#### [Your task]
Copy out the entries below in full and exactly.

-------------------------

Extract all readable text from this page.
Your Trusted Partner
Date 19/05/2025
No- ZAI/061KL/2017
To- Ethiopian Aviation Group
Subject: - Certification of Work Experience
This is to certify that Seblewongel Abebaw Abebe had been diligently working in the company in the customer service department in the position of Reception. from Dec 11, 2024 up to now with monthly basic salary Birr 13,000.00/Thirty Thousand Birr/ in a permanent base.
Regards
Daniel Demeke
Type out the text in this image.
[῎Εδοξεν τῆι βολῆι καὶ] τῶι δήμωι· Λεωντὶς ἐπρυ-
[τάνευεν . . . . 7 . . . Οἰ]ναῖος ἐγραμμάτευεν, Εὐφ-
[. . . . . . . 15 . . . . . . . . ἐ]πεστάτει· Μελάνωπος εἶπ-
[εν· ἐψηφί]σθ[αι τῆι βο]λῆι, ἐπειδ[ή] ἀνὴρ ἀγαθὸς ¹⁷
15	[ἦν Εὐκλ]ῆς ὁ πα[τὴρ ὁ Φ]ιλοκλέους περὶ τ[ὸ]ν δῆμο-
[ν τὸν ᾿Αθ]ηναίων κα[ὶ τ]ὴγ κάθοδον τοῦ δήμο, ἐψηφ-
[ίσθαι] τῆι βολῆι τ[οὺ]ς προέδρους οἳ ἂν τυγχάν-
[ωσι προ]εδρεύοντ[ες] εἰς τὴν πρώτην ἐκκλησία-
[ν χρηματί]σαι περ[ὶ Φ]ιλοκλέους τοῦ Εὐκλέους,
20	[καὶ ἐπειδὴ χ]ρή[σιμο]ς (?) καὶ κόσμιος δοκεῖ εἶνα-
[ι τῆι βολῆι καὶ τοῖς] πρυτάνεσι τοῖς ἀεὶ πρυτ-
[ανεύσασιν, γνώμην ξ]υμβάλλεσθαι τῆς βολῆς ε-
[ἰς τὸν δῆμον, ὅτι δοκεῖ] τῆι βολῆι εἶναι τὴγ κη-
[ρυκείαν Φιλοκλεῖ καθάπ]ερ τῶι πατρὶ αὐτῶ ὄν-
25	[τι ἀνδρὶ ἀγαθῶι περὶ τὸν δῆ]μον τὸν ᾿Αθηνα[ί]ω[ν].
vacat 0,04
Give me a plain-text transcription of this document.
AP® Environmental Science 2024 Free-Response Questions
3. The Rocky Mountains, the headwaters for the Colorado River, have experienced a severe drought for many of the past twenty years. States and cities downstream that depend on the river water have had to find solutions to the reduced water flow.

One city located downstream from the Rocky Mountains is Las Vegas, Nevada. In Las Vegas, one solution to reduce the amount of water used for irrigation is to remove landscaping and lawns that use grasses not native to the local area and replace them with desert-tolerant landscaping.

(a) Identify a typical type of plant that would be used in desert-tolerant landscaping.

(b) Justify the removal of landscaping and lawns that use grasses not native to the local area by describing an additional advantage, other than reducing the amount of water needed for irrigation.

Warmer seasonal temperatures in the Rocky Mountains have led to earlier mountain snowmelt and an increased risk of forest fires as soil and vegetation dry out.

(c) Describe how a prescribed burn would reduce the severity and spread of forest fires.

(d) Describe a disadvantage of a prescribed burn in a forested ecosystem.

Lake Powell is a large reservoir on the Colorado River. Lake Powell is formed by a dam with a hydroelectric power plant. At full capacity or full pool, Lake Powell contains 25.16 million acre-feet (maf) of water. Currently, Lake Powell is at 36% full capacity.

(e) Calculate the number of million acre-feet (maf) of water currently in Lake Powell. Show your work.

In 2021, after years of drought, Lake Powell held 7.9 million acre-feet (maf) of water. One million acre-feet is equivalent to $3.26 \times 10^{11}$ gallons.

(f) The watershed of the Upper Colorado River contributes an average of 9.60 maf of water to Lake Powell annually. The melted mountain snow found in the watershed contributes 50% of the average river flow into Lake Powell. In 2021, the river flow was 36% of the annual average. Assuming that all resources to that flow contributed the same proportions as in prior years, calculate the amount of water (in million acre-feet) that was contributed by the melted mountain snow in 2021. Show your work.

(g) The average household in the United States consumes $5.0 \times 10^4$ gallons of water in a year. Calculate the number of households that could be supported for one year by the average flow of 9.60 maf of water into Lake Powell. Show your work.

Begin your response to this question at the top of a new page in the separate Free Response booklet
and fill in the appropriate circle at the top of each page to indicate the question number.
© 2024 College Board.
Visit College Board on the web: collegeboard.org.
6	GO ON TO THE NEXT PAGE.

-------------------------

#### [Full answer]
Extract all readable text from this page.
Your Trusted Partner
Date 19/05/2025
No- ZAI/061KL/2017
To- Ethiopian Aviation Group
Subject: - Certification of Work Experience
This is to certify that Seblewongel Abebaw Abebe had been diligently working in the company in the customer service department in the position of Reception. from Dec 11, 2024 up to now with monthly basic salary Birr 13,000.00/Thirty Thousand Birr/ in a permanent base.
Regards
Daniel Demeke
Type out the text in this image.
[῎Εδοξεν τῆι βολῆι καὶ] τῶι δήμωι· Λεωντὶς ἐπρυ-
[τάνευεν . . . . 7 . . . Οἰ]ναῖος ἐγραμμάτευεν, Εὐφ-
[. . . . . . . 15 . . . . . . . . ἐ]πεστάτει· Μελάνωπος εἶπ-
[εν· ἐψηφί]σθ[αι τῆι βο]λῆι, ἐπειδ[ή] ἀνὴρ ἀγαθὸς ¹⁷
15	[ἦν Εὐκλ]ῆς ὁ πα[τὴρ ὁ Φ]ιλοκλέους περὶ τ[ὸ]ν δῆμο-
[ν τὸν ᾿Αθ]ηναίων κα[ὶ τ]ὴγ κάθοδον τοῦ δήμο, ἐψηφ-
[ίσθαι] τῆι βολῆι τ[οὺ]ς προέδρους οἳ ἂν τυγχάν-
[ωσι προ]εδρεύοντ[ες] εἰς τὴν πρώτην ἐκκλησία-
[ν χρηματί]σαι περ[ὶ Φ]ιλοκλέους τοῦ Εὐκλέους,
20	[καὶ ἐπειδὴ χ]ρή[σιμο]ς (?) καὶ κόσμιος δοκεῖ εἶνα-
[ι τῆι βολῆι καὶ τοῖς] πρυτάνεσι τοῖς ἀεὶ πρυτ-
[ανεύσασιν, γνώμην ξ]υμβάλλεσθαι τῆς βολῆς ε-
[ἰς τὸν δῆμον, ὅτι δοκεῖ] τῆι βολῆι εἶναι τὴγ κη-
[ρυκείαν Φιλοκλεῖ καθάπ]ερ τῶι πατρὶ αὐτῶ ὄν-
25	[τι ἀνδρὶ ἀγαθῶι περὶ τὸν δῆ]μον τὸν ᾿Αθηνα[ί]ω[ν].
vacat 0,04
Give me a plain-text transcription of this document.
AP® Environmental Science 2024 Free-Response Questions
3. The Rocky Mountains, the headwaters for the Colorado River, have experienced a severe drought for many of the past twenty years. States and cities downstream that depend on the river water have had to find solutions to the reduced water flow.

One city located downstream from the Rocky Mountains is Las Vegas, Nevada. In Las Vegas, one solution to reduce the amount of water used for irrigation is to remove landscaping and lawns that use grasses not native to the local area and replace them with desert-tolerant landscaping.

(a) Identify a typical type of plant that would be used in desert-tolerant landscaping.

(b) Justify the removal of landscaping and lawns that use grasses not native to the local area by describing an additional advantage, other than reducing the amount of water needed for irrigation.

Warmer seasonal temperatures in the Rocky Mountains have led to earlier mountain snowmelt and an increased risk of forest fires as soil and vegetation dry out.

(c) Describe how a prescribed burn would reduce the severity and spread of forest fires.

(d) Describe a disadvantage of a prescribed burn in a forested ecosystem.

Lake Powell is a large reservoir on the Colorado River. Lake Powell is formed by a dam with a hydroelectric power plant. At full capacity or full pool, Lake Powell contains 25.16 million acre-feet (maf) of water. Currently, Lake Powell is at 36% full capacity.

(e) Calculate the number of million acre-feet (maf) of water currently in Lake Powell. Show your work.

In 2021, after years of drought, Lake Powell held 7.9 million acre-feet (maf) of water. One million acre-feet is equivalent to $3.26 \times 10^{11}$ gallons.

(f) The watershed of the Upper Colorado River contributes an average of 9.60 maf of water to Lake Powell annually. The melted mountain snow found in the watershed contributes 50% of the average river flow into Lake Powell. In 2021, the river flow was 36% of the annual average. Assuming that all resources to that flow contributed the same proportions as in prior years, calculate the amount of water (in million acre-feet) that was contributed by the melted mountain snow in 2021. Show your work.

(g) The average household in the United States consumes $5.0 \times 10^4$ gallons of water in a year. Calculate the number of households that could be supported for one year by the average flow of 9.60 maf of water into Lake Powell. Show your work.

Begin your response to this question at the top of a new page in the separate Free Response booklet
and fill in the appropriate circle at the top of each page to indicate the question number.
© 2024 College Board.
Visit College Board on the web: collegeboard.org.
6	GO ON TO THE NEXT PAGE.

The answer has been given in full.